*What you have to do*: Can you recast each line in the rows below as a string in one JSON list, skipping any blank lines?

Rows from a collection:
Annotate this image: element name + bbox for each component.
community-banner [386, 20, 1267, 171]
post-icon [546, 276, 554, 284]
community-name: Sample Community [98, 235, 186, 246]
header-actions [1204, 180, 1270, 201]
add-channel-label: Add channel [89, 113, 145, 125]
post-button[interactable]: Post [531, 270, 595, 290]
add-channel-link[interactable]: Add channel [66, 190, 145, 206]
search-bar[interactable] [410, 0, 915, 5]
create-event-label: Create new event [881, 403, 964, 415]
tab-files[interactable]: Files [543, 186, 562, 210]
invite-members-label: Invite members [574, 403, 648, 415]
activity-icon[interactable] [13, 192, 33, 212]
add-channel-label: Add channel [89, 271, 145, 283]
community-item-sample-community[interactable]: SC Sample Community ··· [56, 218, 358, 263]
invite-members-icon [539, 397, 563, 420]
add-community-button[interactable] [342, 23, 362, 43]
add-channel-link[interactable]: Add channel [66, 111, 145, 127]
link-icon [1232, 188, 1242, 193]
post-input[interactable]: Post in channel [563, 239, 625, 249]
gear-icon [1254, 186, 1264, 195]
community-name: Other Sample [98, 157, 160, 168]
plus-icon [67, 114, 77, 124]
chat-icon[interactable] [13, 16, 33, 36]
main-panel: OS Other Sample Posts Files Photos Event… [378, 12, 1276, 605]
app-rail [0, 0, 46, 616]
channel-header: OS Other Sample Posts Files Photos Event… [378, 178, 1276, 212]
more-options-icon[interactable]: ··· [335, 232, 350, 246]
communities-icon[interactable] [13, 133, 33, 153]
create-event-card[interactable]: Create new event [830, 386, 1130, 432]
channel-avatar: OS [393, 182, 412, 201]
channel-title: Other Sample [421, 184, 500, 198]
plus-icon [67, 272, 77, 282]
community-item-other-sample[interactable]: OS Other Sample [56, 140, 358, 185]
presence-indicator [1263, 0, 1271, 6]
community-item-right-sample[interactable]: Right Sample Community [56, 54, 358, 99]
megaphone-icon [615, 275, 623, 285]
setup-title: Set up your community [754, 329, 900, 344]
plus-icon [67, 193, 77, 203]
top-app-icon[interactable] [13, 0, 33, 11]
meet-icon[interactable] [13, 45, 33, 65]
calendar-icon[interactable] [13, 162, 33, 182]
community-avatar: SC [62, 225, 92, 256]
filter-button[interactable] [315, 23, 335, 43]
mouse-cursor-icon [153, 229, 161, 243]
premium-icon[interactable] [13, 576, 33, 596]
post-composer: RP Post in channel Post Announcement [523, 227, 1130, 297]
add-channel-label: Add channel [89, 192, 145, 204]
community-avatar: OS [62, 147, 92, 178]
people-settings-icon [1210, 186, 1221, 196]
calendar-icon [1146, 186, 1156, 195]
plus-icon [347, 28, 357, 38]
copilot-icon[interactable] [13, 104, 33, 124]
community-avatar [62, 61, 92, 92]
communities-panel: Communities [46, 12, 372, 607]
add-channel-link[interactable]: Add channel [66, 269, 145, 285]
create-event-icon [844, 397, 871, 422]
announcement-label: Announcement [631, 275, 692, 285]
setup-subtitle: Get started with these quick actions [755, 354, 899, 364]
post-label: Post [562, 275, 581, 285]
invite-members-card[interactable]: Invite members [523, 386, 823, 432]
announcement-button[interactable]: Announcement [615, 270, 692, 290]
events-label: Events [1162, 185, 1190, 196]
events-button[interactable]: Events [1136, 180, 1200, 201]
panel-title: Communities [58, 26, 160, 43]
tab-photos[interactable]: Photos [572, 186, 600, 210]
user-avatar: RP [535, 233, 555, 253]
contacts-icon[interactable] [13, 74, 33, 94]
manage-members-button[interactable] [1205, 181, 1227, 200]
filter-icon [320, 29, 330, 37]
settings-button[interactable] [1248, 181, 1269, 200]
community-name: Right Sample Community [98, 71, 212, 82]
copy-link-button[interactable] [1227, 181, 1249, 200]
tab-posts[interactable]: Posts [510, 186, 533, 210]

*The completed task*:
[
  "Annotate this image: element name + bbox for each component.",
  "community-banner [386, 20, 1267, 171]",
  "post-icon [546, 276, 554, 284]",
  "community-name: Sample Community [98, 235, 186, 246]",
  "header-actions [1204, 180, 1270, 201]",
  "add-channel-label: Add channel [89, 113, 145, 125]",
  "post-button[interactable]: Post [531, 270, 595, 290]",
  "add-channel-link[interactable]: Add channel [66, 190, 145, 206]",
  "search-bar[interactable] [410, 0, 915, 5]",
  "create-event-label: Create new event [881, 403, 964, 415]",
  "tab-files[interactable]: Files [543, 186, 562, 210]",
  "invite-members-label: Invite members [574, 403, 648, 415]",
  "activity-icon[interactable] [13, 192, 33, 212]",
  "add-channel-label: Add channel [89, 271, 145, 283]",
  "community-item-sample-community[interactable]: SC Sample Community ··· [56, 218, 358, 263]",
  "invite-members-icon [539, 397, 563, 420]",
  "add-community-button[interactable] [342, 23, 362, 43]",
  "add-channel-link[interactable]: Add channel [66, 111, 145, 127]",
  "link-icon [1232, 188, 1242, 193]",
  "post-input[interactable]: Post in channel [563, 239, 625, 249]",
  "gear-icon [1254, 186, 1264, 195]",
  "community-name: Other Sample [98, 157, 160, 168]",
  "plus-icon [67, 114, 77, 124]",
  "chat-icon[interactable] [13, 16, 33, 36]",
  "main-panel: OS Other Sample Posts Files Photos Event… [378, 12, 1276, 605]",
  "app-rail [0, 0, 46, 616]",
  "channel-header: OS Other Sample Posts Files Photos Event… [378, 178, 1276, 212]",
  "more-options-icon[interactable]: ··· [335, 232, 350, 246]",
  "communities-icon[interactable] [13, 133, 33, 153]",
  "create-event-card[interactable]: Create new event [830, 386, 1130, 432]",
  "channel-avatar: OS [393, 182, 412, 201]",
  "channel-title: Other Sample [421, 184, 500, 198]",
  "plus-icon [67, 272, 77, 282]",
  "community-item-other-sample[interactable]: OS Other Sample [56, 140, 358, 185]",
  "presence-indicator [1263, 0, 1271, 6]",
  "community-item-right-sample[interactable]: Right Sample Community [56, 54, 358, 99]",
  "megaphone-icon [615, 275, 623, 285]",
  "setup-title: Set up your community [754, 329, 900, 344]",
  "plus-icon [67, 193, 77, 203]",
  "top-app-icon[interactable] [13, 0, 33, 11]",
  "meet-icon[interactable] [13, 45, 33, 65]",
  "calendar-icon[interactable] [13, 162, 33, 182]",
  "community-avatar: SC [62, 225, 92, 256]",
  "filter-button[interactable] [315, 23, 335, 43]",
  "mouse-cursor-icon [153, 229, 161, 243]",
  "premium-icon[interactable] [13, 576, 33, 596]",
  "post-composer: RP Post in channel Post Announcement [523, 227, 1130, 297]",
  "add-channel-label: Add channel [89, 192, 145, 204]",
  "community-avatar: OS [62, 147, 92, 178]",
  "people-settings-icon [1210, 186, 1221, 196]",
  "calendar-icon [1146, 186, 1156, 195]",
  "plus-icon [347, 28, 357, 38]",
  "copilot-icon[interactable] [13, 104, 33, 124]",
  "community-avatar [62, 61, 92, 92]",
  "communities-panel: Communities [46, 12, 372, 607]",
  "add-channel-link[interactable]: Add channel [66, 269, 145, 285]",
  "create-event-icon [844, 397, 871, 422]",
  "announcement-label: Announcement [631, 275, 692, 285]",
  "setup-subtitle: Get started with these quick actions [755, 354, 899, 364]",
  "post-label: Post [562, 275, 581, 285]",
  "invite-members-card[interactable]: Invite members [523, 386, 823, 432]",
  "announcement-button[interactable]: Announcement [615, 270, 692, 290]",
  "events-label: Events [1162, 185, 1190, 196]",
  "events-button[interactable]: Events [1136, 180, 1200, 201]",
  "panel-title: Communities [58, 26, 160, 43]",
  "tab-photos[interactable]: Photos [572, 186, 600, 210]",
  "user-avatar: RP [535, 233, 555, 253]",
  "contacts-icon[interactable] [13, 74, 33, 94]",
  "manage-members-button[interactable] [1205, 181, 1227, 200]",
  "filter-icon [320, 29, 330, 37]",
  "settings-button[interactable] [1248, 181, 1269, 200]",
  "community-name: Right Sample Community [98, 71, 212, 82]",
  "copy-link-button[interactable] [1227, 181, 1249, 200]",
  "tab-posts[interactable]: Posts [510, 186, 533, 210]"
]